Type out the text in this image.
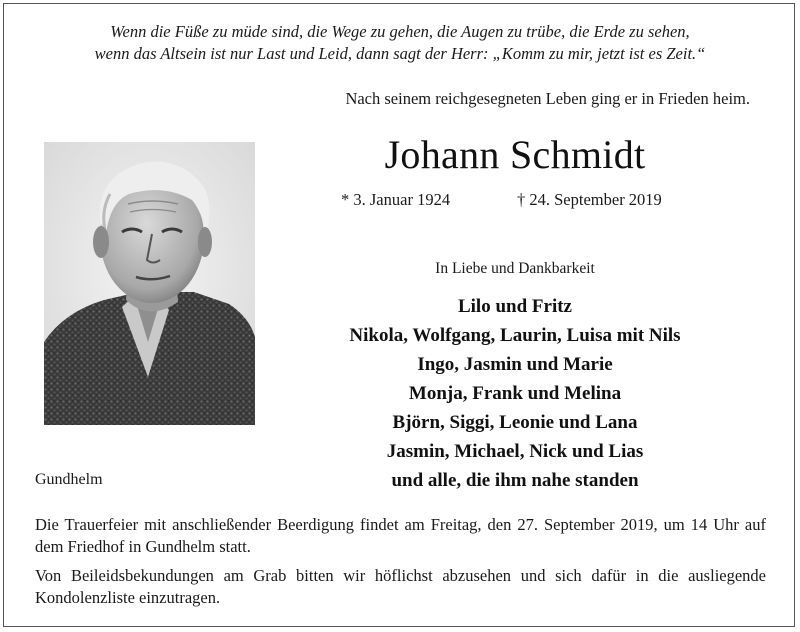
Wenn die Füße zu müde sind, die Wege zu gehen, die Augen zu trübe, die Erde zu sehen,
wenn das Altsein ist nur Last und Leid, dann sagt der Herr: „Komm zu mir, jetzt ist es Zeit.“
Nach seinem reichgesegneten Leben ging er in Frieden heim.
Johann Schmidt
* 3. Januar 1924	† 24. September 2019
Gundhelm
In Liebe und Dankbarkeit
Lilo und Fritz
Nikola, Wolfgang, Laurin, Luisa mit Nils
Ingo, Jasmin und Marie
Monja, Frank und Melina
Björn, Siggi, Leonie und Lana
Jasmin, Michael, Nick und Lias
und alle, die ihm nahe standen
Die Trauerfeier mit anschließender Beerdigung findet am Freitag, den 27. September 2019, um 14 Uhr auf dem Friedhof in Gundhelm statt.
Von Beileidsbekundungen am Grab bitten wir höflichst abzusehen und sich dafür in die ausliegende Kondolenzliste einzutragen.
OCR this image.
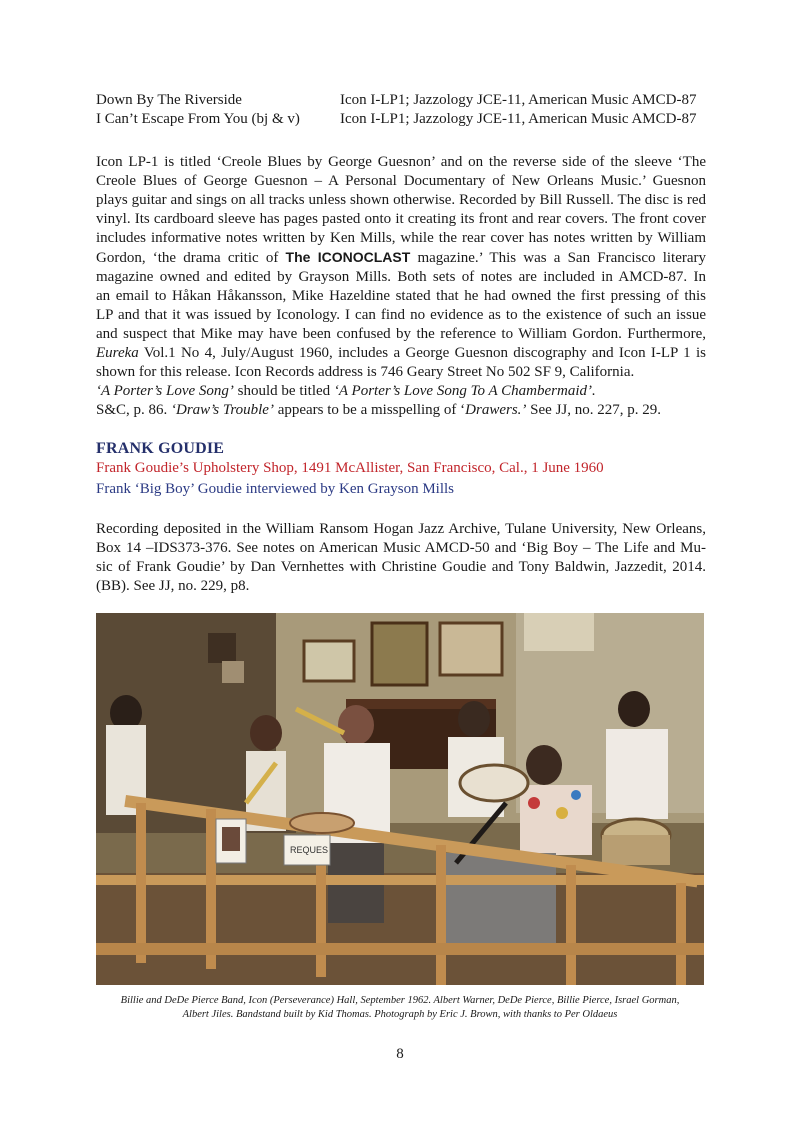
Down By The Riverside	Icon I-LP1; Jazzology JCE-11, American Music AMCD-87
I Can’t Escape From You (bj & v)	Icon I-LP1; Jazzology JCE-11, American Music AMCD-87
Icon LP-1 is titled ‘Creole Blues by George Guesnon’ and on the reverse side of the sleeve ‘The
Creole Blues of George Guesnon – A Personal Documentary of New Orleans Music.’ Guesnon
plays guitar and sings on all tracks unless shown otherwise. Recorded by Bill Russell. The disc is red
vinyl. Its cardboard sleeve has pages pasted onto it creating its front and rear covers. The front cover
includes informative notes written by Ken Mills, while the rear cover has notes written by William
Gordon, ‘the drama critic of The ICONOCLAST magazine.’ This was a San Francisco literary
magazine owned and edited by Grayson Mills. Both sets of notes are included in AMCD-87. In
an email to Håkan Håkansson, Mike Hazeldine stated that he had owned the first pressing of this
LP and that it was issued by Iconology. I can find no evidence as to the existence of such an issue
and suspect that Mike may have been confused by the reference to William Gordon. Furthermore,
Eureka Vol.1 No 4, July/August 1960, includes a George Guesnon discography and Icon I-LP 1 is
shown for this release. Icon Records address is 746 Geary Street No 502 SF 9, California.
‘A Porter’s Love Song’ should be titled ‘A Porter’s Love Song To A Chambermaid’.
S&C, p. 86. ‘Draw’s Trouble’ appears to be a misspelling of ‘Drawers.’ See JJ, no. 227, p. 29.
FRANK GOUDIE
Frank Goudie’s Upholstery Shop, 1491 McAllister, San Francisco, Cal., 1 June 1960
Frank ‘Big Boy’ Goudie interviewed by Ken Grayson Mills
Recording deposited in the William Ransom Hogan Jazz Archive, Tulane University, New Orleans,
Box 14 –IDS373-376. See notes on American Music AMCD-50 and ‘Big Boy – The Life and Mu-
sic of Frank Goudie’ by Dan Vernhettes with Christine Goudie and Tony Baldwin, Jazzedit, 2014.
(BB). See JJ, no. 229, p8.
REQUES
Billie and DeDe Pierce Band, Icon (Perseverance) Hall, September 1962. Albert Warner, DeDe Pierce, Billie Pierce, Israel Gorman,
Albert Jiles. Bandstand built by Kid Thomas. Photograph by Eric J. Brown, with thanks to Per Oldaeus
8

▬▬▬▬▬▬▬▬▬▬

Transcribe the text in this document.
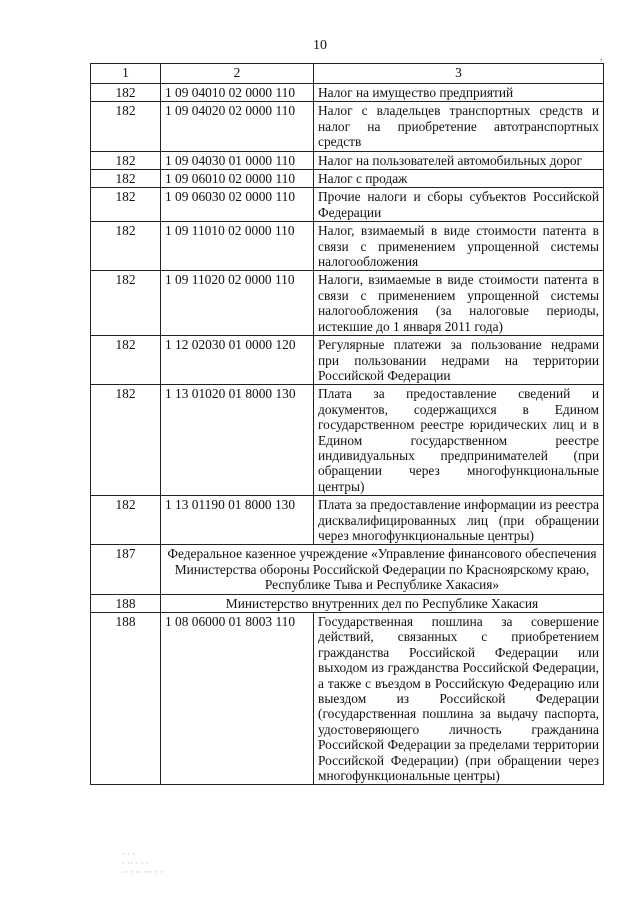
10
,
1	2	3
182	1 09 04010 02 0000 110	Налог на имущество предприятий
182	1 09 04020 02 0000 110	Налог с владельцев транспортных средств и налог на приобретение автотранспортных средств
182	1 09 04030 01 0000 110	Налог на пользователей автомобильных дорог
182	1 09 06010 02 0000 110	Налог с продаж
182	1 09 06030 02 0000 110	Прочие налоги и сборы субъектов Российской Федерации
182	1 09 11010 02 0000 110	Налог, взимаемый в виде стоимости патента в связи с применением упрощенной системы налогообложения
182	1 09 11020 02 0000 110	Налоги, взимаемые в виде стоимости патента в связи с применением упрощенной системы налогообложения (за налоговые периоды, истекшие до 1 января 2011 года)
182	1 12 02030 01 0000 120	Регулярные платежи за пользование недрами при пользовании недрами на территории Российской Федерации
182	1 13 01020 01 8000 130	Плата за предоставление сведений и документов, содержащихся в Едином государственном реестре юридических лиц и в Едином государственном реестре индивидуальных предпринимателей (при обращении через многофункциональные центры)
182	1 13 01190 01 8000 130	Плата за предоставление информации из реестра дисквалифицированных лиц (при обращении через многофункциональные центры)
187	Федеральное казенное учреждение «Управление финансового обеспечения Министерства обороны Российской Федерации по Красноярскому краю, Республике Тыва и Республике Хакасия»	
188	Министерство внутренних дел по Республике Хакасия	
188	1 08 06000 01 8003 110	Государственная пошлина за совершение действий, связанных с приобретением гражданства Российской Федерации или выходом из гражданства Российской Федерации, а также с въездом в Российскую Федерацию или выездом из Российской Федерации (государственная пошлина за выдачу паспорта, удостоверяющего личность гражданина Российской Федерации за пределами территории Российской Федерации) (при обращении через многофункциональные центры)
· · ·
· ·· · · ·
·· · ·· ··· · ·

▬▬▬▬▬▬▬▬▬▬

• TASK PROMPT
From the data above, show each line that contains "обращении".

• FINAL ANSWER
182	1 13 01020 01 8000 130	Плата за предоставление сведений и документов, содержащихся в Едином государственном реестре юридических лиц и в Едином государственном реестре индивидуальных предпринимателей (при обращении через многофункциональные центры)
182	1 13 01190 01 8000 130	Плата за предоставление информации из реестра дисквалифицированных лиц (при обращении через многофункциональные центры)
188	1 08 06000 01 8003 110	Государственная пошлина за совершение действий, связанных с приобретением гражданства Российской Федерации или выходом из гражданства Российской Федерации, а также с въездом в Российскую Федерацию или выездом из Российской Федерации (государственная пошлина за выдачу паспорта, удостоверяющего личность гражданина Российской Федерации за пределами территории Российской Федерации) (при обращении через многофункциональные центры)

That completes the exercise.